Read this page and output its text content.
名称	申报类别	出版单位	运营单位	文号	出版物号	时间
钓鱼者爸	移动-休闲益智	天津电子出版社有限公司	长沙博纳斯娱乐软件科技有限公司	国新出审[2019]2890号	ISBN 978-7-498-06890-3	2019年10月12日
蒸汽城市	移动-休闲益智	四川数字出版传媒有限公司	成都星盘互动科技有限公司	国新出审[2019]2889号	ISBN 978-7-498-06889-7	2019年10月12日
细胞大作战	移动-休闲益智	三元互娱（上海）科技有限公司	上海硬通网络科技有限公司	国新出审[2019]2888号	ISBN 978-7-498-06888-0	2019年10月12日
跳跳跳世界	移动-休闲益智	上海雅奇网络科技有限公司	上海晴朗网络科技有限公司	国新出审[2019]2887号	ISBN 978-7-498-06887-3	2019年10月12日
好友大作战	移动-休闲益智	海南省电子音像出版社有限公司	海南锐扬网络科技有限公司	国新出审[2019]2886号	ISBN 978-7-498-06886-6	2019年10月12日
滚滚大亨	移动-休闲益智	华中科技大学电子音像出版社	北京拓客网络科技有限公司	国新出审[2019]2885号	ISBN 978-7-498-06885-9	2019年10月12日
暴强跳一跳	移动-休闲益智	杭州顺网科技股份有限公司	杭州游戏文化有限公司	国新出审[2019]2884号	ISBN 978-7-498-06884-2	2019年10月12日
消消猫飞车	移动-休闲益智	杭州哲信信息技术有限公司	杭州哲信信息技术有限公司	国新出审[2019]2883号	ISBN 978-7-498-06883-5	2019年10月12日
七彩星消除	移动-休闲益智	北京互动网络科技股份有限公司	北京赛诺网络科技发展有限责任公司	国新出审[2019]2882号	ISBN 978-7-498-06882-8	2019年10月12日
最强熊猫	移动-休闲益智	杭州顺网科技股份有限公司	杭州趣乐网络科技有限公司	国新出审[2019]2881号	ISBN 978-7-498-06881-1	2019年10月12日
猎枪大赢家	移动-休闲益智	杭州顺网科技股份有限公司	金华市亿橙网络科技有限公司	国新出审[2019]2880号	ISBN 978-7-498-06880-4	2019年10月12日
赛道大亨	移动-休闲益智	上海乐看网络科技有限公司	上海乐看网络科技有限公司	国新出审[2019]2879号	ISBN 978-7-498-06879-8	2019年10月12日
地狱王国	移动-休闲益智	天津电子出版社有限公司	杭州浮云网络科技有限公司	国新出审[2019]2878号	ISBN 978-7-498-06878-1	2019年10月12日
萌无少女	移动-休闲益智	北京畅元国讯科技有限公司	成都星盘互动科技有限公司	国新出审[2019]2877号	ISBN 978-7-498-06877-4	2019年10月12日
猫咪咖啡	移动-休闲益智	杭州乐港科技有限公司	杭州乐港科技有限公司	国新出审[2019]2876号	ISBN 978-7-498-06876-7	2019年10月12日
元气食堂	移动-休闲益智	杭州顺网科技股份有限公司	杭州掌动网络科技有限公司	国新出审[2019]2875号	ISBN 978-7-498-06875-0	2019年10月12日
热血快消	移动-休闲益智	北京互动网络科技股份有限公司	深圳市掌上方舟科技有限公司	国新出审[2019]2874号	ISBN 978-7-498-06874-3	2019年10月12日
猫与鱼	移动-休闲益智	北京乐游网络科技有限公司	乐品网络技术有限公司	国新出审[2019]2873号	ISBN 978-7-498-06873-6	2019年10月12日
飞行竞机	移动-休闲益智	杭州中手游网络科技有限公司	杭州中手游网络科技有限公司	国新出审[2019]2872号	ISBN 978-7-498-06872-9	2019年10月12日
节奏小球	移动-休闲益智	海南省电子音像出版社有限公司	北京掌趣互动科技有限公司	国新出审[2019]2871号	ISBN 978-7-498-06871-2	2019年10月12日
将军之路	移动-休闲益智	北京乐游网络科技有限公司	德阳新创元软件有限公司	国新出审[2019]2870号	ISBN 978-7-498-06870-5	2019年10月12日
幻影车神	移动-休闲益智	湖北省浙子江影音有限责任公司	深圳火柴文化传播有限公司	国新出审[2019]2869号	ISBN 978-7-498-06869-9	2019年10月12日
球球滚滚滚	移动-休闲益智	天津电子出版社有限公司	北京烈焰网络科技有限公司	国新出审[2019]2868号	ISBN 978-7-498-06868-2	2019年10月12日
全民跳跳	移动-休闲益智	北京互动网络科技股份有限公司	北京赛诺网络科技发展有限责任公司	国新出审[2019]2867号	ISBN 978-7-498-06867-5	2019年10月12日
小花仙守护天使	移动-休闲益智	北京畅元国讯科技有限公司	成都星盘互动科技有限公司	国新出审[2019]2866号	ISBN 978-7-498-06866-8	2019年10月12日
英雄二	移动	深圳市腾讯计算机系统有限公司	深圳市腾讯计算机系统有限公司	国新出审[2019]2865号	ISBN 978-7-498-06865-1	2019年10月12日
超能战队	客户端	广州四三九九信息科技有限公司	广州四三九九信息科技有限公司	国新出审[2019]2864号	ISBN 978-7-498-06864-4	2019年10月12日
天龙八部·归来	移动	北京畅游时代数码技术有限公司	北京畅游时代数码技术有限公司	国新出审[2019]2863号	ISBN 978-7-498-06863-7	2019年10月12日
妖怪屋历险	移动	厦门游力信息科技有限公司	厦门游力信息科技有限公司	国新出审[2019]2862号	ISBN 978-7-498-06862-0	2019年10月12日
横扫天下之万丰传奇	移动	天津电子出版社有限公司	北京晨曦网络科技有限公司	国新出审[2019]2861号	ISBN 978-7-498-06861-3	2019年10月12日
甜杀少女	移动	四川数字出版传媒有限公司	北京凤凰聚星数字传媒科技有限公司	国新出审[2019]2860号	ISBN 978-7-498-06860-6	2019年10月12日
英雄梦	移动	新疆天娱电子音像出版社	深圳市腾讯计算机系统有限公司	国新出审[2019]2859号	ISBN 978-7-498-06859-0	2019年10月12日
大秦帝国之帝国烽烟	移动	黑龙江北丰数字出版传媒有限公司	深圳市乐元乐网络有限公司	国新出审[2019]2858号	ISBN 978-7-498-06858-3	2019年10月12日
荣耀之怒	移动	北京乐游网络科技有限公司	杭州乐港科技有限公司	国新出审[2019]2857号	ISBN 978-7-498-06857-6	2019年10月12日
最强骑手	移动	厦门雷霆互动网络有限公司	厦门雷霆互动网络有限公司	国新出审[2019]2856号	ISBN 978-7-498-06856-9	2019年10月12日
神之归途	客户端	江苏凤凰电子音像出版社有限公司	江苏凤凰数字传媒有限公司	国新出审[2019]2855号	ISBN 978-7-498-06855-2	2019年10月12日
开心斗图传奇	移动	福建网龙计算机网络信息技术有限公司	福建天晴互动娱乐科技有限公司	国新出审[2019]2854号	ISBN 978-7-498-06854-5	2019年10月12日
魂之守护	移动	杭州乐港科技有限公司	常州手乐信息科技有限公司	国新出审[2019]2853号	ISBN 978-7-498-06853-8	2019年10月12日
====
= WORK TO BE COMPLETED =
Give the entries again in full, exactly as they are written.

= WRITTEN RESPONSE =
Read this page and output its text content.
名称	申报类别	出版单位	运营单位	文号	出版物号	时间
钓鱼者爸	移动-休闲益智	天津电子出版社有限公司	长沙博纳斯娱乐软件科技有限公司	国新出审[2019]2890号	ISBN 978-7-498-06890-3	2019年10月12日
蒸汽城市	移动-休闲益智	四川数字出版传媒有限公司	成都星盘互动科技有限公司	国新出审[2019]2889号	ISBN 978-7-498-06889-7	2019年10月12日
细胞大作战	移动-休闲益智	三元互娱（上海）科技有限公司	上海硬通网络科技有限公司	国新出审[2019]2888号	ISBN 978-7-498-06888-0	2019年10月12日
跳跳跳世界	移动-休闲益智	上海雅奇网络科技有限公司	上海晴朗网络科技有限公司	国新出审[2019]2887号	ISBN 978-7-498-06887-3	2019年10月12日
好友大作战	移动-休闲益智	海南省电子音像出版社有限公司	海南锐扬网络科技有限公司	国新出审[2019]2886号	ISBN 978-7-498-06886-6	2019年10月12日
滚滚大亨	移动-休闲益智	华中科技大学电子音像出版社	北京拓客网络科技有限公司	国新出审[2019]2885号	ISBN 978-7-498-06885-9	2019年10月12日
暴强跳一跳	移动-休闲益智	杭州顺网科技股份有限公司	杭州游戏文化有限公司	国新出审[2019]2884号	ISBN 978-7-498-06884-2	2019年10月12日
消消猫飞车	移动-休闲益智	杭州哲信信息技术有限公司	杭州哲信信息技术有限公司	国新出审[2019]2883号	ISBN 978-7-498-06883-5	2019年10月12日
七彩星消除	移动-休闲益智	北京互动网络科技股份有限公司	北京赛诺网络科技发展有限责任公司	国新出审[2019]2882号	ISBN 978-7-498-06882-8	2019年10月12日
最强熊猫	移动-休闲益智	杭州顺网科技股份有限公司	杭州趣乐网络科技有限公司	国新出审[2019]2881号	ISBN 978-7-498-06881-1	2019年10月12日
猎枪大赢家	移动-休闲益智	杭州顺网科技股份有限公司	金华市亿橙网络科技有限公司	国新出审[2019]2880号	ISBN 978-7-498-06880-4	2019年10月12日
赛道大亨	移动-休闲益智	上海乐看网络科技有限公司	上海乐看网络科技有限公司	国新出审[2019]2879号	ISBN 978-7-498-06879-8	2019年10月12日
地狱王国	移动-休闲益智	天津电子出版社有限公司	杭州浮云网络科技有限公司	国新出审[2019]2878号	ISBN 978-7-498-06878-1	2019年10月12日
萌无少女	移动-休闲益智	北京畅元国讯科技有限公司	成都星盘互动科技有限公司	国新出审[2019]2877号	ISBN 978-7-498-06877-4	2019年10月12日
猫咪咖啡	移动-休闲益智	杭州乐港科技有限公司	杭州乐港科技有限公司	国新出审[2019]2876号	ISBN 978-7-498-06876-7	2019年10月12日
元气食堂	移动-休闲益智	杭州顺网科技股份有限公司	杭州掌动网络科技有限公司	国新出审[2019]2875号	ISBN 978-7-498-06875-0	2019年10月12日
热血快消	移动-休闲益智	北京互动网络科技股份有限公司	深圳市掌上方舟科技有限公司	国新出审[2019]2874号	ISBN 978-7-498-06874-3	2019年10月12日
猫与鱼	移动-休闲益智	北京乐游网络科技有限公司	乐品网络技术有限公司	国新出审[2019]2873号	ISBN 978-7-498-06873-6	2019年10月12日
飞行竞机	移动-休闲益智	杭州中手游网络科技有限公司	杭州中手游网络科技有限公司	国新出审[2019]2872号	ISBN 978-7-498-06872-9	2019年10月12日
节奏小球	移动-休闲益智	海南省电子音像出版社有限公司	北京掌趣互动科技有限公司	国新出审[2019]2871号	ISBN 978-7-498-06871-2	2019年10月12日
将军之路	移动-休闲益智	北京乐游网络科技有限公司	德阳新创元软件有限公司	国新出审[2019]2870号	ISBN 978-7-498-06870-5	2019年10月12日
幻影车神	移动-休闲益智	湖北省浙子江影音有限责任公司	深圳火柴文化传播有限公司	国新出审[2019]2869号	ISBN 978-7-498-06869-9	2019年10月12日
球球滚滚滚	移动-休闲益智	天津电子出版社有限公司	北京烈焰网络科技有限公司	国新出审[2019]2868号	ISBN 978-7-498-06868-2	2019年10月12日
全民跳跳	移动-休闲益智	北京互动网络科技股份有限公司	北京赛诺网络科技发展有限责任公司	国新出审[2019]2867号	ISBN 978-7-498-06867-5	2019年10月12日
小花仙守护天使	移动-休闲益智	北京畅元国讯科技有限公司	成都星盘互动科技有限公司	国新出审[2019]2866号	ISBN 978-7-498-06866-8	2019年10月12日
英雄二	移动	深圳市腾讯计算机系统有限公司	深圳市腾讯计算机系统有限公司	国新出审[2019]2865号	ISBN 978-7-498-06865-1	2019年10月12日
超能战队	客户端	广州四三九九信息科技有限公司	广州四三九九信息科技有限公司	国新出审[2019]2864号	ISBN 978-7-498-06864-4	2019年10月12日
天龙八部·归来	移动	北京畅游时代数码技术有限公司	北京畅游时代数码技术有限公司	国新出审[2019]2863号	ISBN 978-7-498-06863-7	2019年10月12日
妖怪屋历险	移动	厦门游力信息科技有限公司	厦门游力信息科技有限公司	国新出审[2019]2862号	ISBN 978-7-498-06862-0	2019年10月12日
横扫天下之万丰传奇	移动	天津电子出版社有限公司	北京晨曦网络科技有限公司	国新出审[2019]2861号	ISBN 978-7-498-06861-3	2019年10月12日
甜杀少女	移动	四川数字出版传媒有限公司	北京凤凰聚星数字传媒科技有限公司	国新出审[2019]2860号	ISBN 978-7-498-06860-6	2019年10月12日
英雄梦	移动	新疆天娱电子音像出版社	深圳市腾讯计算机系统有限公司	国新出审[2019]2859号	ISBN 978-7-498-06859-0	2019年10月12日
大秦帝国之帝国烽烟	移动	黑龙江北丰数字出版传媒有限公司	深圳市乐元乐网络有限公司	国新出审[2019]2858号	ISBN 978-7-498-06858-3	2019年10月12日
荣耀之怒	移动	北京乐游网络科技有限公司	杭州乐港科技有限公司	国新出审[2019]2857号	ISBN 978-7-498-06857-6	2019年10月12日
最强骑手	移动	厦门雷霆互动网络有限公司	厦门雷霆互动网络有限公司	国新出审[2019]2856号	ISBN 978-7-498-06856-9	2019年10月12日
神之归途	客户端	江苏凤凰电子音像出版社有限公司	江苏凤凰数字传媒有限公司	国新出审[2019]2855号	ISBN 978-7-498-06855-2	2019年10月12日
开心斗图传奇	移动	福建网龙计算机网络信息技术有限公司	福建天晴互动娱乐科技有限公司	国新出审[2019]2854号	ISBN 978-7-498-06854-5	2019年10月12日
魂之守护	移动	杭州乐港科技有限公司	常州手乐信息科技有限公司	国新出审[2019]2853号	ISBN 978-7-498-06853-8	2019年10月12日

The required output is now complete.